- [GIVEN REQUEST]: Reproduce each line that includes the word "xanthene".

⟨

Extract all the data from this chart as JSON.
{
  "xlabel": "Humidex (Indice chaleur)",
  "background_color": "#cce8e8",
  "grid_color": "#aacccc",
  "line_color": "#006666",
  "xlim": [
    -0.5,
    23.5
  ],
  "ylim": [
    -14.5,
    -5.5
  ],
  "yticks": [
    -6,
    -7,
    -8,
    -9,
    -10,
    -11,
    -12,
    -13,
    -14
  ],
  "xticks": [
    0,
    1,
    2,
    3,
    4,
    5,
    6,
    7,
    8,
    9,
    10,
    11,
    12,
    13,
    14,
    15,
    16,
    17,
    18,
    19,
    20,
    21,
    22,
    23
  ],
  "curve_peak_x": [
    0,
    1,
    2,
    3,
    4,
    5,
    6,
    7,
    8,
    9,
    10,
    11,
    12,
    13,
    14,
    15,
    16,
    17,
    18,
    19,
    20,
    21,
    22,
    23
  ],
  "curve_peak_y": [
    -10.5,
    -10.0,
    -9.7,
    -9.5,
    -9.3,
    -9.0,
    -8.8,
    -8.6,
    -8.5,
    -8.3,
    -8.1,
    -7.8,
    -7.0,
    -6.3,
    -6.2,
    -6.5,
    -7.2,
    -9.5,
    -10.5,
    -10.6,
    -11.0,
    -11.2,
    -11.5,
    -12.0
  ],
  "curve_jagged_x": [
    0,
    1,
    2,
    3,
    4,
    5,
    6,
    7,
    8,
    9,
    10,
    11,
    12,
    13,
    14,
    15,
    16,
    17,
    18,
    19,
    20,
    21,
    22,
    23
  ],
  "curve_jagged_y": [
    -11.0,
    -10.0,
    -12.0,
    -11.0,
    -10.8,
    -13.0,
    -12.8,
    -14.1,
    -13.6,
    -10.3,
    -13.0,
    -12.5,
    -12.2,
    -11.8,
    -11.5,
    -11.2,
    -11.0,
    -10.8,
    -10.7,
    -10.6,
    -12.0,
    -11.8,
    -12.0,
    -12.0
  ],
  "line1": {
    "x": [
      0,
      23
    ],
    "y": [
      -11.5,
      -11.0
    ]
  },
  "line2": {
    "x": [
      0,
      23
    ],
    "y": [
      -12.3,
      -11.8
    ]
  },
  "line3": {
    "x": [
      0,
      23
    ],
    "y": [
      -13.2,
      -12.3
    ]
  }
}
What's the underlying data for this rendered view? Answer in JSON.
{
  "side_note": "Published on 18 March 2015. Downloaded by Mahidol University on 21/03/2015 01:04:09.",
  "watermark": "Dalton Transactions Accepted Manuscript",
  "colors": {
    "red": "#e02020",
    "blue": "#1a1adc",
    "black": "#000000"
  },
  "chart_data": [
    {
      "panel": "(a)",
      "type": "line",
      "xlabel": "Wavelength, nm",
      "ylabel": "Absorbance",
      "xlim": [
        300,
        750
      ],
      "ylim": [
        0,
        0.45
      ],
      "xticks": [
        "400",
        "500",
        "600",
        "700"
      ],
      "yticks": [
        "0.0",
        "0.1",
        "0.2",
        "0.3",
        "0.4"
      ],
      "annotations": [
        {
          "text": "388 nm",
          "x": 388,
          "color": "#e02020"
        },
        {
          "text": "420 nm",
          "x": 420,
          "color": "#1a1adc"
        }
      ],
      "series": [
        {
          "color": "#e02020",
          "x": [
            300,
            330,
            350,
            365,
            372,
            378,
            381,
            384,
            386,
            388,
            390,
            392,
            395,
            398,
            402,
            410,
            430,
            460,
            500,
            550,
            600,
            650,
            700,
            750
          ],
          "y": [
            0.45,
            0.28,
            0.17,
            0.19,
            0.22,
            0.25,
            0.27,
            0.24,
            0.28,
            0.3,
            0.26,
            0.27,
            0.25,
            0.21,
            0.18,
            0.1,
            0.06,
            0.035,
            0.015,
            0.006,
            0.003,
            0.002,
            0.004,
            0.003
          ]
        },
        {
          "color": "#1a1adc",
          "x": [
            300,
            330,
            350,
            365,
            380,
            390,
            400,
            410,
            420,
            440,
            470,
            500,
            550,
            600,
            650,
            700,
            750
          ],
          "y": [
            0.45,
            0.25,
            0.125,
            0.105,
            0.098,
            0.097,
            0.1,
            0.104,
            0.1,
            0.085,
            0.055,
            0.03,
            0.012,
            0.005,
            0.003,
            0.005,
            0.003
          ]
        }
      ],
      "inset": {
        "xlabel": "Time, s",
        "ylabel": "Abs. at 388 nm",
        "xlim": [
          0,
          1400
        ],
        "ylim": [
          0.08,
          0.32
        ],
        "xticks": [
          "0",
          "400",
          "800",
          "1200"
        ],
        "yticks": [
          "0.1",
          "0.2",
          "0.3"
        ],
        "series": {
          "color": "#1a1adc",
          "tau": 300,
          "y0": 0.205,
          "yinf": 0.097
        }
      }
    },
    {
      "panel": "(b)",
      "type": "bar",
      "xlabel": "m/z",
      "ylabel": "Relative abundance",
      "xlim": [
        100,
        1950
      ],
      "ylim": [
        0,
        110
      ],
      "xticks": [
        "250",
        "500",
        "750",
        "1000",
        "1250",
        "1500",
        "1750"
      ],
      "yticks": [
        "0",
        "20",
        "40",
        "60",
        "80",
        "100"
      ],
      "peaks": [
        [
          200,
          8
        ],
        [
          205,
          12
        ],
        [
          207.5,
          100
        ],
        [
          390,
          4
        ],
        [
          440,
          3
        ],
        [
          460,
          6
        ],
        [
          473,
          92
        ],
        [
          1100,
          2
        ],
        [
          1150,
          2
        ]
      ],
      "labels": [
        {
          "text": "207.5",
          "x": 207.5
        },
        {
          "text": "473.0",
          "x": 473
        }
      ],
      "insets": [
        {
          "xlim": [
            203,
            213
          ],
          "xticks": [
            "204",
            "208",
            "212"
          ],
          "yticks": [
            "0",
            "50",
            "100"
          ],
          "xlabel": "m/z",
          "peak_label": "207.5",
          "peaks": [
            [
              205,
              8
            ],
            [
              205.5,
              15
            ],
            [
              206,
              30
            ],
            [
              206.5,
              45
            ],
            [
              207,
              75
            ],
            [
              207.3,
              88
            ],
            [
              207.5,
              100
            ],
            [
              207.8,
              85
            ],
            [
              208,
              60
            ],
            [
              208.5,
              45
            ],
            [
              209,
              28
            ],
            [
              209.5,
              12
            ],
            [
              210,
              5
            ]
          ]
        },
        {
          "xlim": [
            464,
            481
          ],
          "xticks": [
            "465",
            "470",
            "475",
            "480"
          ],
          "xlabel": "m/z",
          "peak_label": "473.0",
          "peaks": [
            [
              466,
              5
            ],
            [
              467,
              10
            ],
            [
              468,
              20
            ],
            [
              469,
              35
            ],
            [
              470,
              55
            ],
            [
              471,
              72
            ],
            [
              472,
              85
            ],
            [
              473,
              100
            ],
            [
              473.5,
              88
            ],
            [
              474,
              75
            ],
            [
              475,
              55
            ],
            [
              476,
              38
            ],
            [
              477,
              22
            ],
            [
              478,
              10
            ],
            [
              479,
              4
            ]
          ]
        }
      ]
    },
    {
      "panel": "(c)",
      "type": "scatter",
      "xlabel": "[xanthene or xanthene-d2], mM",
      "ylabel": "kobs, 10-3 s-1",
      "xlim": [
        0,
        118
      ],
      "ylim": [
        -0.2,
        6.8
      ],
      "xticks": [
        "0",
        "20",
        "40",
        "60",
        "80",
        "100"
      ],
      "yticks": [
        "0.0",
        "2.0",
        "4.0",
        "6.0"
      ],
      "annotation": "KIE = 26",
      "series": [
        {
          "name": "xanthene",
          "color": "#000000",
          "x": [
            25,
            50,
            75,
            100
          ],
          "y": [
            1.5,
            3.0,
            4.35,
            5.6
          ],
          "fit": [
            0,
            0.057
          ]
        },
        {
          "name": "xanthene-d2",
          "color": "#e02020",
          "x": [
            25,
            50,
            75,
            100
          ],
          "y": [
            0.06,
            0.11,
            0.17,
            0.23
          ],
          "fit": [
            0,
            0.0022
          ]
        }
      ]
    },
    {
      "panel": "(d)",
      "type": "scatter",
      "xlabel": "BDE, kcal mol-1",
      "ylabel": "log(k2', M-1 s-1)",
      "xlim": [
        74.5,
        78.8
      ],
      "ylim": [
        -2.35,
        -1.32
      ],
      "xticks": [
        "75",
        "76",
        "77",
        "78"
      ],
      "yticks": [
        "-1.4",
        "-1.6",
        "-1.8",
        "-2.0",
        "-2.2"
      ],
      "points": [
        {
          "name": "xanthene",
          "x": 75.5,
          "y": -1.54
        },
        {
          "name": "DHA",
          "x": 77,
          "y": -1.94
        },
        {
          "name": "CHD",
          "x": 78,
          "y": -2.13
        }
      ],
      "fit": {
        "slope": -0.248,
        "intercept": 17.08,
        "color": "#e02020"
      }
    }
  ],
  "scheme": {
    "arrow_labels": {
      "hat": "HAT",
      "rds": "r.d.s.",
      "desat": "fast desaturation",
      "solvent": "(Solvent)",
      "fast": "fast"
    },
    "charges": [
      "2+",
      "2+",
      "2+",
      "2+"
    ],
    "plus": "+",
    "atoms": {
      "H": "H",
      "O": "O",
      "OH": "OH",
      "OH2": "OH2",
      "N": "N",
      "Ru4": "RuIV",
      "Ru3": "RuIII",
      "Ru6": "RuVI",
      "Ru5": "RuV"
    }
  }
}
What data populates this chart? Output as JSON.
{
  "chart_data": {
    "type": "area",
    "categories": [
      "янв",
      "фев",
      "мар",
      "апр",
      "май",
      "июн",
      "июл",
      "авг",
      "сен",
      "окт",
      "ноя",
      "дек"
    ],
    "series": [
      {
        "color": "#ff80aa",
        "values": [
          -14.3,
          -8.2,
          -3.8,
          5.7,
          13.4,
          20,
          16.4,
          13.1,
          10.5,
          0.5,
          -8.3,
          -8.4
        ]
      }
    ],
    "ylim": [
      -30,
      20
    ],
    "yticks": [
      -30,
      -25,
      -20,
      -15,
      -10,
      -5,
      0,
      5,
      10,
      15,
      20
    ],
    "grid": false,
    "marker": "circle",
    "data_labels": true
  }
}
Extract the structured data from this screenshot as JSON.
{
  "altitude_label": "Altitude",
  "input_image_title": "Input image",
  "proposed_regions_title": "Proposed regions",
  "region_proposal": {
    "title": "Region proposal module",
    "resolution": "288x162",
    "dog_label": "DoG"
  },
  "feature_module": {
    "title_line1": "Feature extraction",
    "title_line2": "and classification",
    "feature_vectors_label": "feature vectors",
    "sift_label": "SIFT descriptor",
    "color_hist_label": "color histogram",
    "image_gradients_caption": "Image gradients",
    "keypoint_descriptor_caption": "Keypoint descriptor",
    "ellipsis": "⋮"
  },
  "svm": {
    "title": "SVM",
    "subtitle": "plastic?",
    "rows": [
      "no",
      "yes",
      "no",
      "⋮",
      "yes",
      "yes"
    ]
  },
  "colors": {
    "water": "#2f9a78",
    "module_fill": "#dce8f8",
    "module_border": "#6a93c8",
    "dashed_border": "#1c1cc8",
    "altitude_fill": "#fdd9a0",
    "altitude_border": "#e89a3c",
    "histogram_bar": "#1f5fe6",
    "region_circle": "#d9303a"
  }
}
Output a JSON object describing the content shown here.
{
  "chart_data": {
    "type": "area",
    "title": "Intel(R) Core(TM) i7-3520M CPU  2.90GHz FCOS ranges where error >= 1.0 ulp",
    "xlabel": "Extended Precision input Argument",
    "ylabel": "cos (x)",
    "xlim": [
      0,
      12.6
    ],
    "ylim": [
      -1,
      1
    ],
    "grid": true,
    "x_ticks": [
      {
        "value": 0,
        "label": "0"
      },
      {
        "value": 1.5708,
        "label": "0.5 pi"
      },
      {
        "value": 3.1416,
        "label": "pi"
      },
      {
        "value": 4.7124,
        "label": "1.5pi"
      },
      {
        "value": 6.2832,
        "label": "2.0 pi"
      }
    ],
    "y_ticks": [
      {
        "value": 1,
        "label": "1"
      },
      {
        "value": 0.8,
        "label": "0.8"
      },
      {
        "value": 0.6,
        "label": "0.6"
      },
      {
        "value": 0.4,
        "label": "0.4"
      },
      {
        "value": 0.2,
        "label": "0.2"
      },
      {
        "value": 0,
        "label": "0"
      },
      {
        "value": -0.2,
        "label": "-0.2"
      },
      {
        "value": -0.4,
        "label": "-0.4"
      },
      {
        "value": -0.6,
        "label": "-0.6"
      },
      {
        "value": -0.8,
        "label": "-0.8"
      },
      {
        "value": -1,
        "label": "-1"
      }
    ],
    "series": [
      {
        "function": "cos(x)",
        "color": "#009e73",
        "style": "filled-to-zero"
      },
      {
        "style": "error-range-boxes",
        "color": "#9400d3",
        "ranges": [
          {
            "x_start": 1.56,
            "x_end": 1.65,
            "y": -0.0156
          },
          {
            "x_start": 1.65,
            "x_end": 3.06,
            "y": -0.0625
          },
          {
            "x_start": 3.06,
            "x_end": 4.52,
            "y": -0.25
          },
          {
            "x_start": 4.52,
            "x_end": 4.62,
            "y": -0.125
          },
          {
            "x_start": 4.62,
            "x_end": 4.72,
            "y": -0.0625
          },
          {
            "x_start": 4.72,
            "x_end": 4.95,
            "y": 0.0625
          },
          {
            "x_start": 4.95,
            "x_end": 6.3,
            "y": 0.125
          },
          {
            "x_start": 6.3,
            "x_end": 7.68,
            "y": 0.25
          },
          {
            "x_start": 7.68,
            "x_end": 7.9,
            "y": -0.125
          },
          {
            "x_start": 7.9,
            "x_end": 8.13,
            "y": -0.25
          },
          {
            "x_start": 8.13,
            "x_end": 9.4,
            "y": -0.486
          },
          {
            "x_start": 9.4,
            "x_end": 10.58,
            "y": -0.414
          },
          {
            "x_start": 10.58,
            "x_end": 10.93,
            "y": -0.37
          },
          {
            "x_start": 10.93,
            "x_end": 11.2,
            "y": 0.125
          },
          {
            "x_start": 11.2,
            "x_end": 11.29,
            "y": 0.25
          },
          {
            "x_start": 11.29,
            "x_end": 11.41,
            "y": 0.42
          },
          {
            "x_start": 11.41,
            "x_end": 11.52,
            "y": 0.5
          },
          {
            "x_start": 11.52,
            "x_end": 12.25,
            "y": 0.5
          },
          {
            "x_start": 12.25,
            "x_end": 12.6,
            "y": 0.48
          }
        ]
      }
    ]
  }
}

⟩

- [EXPECTED ANSWER]:
      "xlabel": "[xanthene or xanthene-d2], mM",
          "name": "xanthene",
          "name": "xanthene-d2",
          "name": "xanthene",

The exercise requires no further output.